WRITTEN INSTRUCTION: What is the number of lines containing the word "overlay"? Give that number alone.

(Records about charts and figures)
···

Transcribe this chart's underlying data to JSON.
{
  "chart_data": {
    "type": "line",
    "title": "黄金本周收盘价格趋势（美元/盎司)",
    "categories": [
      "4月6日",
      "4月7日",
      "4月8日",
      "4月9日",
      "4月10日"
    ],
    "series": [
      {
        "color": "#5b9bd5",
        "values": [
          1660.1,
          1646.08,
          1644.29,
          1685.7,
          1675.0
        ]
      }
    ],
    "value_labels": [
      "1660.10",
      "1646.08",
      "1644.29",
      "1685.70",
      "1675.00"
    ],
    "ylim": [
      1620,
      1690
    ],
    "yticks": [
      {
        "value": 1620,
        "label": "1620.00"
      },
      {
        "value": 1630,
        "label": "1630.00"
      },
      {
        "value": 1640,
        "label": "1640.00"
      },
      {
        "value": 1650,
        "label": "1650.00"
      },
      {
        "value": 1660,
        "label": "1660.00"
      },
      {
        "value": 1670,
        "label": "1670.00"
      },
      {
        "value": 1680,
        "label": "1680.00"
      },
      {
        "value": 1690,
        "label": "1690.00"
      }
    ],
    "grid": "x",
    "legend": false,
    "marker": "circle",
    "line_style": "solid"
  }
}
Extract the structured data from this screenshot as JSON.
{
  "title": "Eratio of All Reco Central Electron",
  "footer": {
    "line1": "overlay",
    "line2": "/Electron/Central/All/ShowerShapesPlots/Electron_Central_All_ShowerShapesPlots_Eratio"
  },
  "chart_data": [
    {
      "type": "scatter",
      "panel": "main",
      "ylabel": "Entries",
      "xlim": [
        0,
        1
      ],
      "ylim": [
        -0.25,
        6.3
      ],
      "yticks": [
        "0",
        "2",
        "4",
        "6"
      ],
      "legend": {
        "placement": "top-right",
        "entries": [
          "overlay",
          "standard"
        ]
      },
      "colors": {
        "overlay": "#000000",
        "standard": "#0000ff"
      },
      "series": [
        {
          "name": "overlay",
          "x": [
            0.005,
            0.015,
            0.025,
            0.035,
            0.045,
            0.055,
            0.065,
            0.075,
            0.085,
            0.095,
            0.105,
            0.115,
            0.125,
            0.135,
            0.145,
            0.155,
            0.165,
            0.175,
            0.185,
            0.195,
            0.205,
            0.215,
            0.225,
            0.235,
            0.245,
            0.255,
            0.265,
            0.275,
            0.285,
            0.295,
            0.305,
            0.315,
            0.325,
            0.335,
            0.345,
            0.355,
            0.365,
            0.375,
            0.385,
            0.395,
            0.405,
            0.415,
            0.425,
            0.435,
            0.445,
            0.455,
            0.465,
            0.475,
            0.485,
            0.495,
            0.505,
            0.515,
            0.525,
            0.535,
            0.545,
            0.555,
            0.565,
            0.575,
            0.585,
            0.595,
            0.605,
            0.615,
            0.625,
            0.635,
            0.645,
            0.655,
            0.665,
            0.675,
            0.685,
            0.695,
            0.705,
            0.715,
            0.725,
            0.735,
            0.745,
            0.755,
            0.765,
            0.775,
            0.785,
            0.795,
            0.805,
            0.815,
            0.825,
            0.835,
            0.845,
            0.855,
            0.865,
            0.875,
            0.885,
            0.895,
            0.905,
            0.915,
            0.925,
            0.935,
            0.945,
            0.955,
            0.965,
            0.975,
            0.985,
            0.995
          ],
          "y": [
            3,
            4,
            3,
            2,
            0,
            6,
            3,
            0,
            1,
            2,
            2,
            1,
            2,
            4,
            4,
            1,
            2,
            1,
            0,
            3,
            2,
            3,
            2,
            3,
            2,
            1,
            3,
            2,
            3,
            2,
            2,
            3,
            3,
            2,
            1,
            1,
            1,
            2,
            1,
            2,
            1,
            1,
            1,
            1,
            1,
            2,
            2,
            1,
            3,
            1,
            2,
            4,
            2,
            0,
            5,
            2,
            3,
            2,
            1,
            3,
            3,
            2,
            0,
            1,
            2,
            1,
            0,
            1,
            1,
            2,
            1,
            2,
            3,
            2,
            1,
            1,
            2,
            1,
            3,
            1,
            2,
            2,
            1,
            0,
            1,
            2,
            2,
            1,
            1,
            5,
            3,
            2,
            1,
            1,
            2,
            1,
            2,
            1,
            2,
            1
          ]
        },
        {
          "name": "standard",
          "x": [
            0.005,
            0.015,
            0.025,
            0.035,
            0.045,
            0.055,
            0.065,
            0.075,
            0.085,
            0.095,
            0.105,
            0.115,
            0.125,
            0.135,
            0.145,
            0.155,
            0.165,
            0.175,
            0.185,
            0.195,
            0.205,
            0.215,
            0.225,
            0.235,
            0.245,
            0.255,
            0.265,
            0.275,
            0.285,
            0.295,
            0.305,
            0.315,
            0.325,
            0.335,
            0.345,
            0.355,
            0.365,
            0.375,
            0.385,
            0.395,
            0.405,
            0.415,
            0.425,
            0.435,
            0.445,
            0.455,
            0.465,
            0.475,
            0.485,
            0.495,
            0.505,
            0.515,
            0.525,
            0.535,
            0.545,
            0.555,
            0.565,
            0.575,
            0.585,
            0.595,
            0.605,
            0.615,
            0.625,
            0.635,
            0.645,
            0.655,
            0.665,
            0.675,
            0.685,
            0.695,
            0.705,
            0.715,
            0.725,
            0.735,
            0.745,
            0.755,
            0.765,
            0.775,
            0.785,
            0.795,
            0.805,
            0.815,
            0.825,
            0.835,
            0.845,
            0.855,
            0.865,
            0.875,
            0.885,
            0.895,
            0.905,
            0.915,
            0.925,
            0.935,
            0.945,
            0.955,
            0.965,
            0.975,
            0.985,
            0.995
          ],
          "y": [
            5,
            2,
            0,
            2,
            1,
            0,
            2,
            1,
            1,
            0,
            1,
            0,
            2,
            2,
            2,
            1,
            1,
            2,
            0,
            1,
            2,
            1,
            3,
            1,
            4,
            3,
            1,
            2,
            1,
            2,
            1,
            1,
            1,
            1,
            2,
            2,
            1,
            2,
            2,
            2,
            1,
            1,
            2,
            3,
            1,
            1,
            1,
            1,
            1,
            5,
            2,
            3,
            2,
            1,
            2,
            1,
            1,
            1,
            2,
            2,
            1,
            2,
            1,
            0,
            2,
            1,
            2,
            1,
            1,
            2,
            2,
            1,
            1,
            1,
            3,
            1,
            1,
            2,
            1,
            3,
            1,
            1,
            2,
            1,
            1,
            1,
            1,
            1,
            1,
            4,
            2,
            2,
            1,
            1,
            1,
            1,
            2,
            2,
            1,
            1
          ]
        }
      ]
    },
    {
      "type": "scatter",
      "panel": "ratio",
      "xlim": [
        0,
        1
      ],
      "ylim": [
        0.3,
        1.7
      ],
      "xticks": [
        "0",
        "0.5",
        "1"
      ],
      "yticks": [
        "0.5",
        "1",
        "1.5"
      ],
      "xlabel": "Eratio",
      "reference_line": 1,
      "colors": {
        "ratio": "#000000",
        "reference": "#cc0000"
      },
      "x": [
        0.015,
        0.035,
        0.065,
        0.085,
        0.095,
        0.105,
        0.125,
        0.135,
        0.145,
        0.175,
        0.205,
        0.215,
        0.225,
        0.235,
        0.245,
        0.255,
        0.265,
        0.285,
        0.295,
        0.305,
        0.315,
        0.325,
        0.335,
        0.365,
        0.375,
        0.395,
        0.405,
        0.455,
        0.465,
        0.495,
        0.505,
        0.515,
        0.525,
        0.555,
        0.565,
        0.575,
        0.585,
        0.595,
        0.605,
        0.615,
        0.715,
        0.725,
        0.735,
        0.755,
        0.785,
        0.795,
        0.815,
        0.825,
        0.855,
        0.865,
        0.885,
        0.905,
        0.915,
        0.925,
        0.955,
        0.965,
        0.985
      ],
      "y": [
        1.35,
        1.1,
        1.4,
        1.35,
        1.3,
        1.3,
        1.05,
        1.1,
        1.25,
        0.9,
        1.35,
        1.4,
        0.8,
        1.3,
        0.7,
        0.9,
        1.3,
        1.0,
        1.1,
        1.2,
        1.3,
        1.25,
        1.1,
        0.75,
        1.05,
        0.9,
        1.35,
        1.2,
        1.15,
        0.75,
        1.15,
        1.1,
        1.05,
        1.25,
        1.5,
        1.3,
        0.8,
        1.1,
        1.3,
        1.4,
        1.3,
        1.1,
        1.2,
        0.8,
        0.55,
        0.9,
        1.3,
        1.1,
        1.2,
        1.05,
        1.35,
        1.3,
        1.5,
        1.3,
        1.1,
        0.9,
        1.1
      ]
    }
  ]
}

···

TASK RESPONSE: 4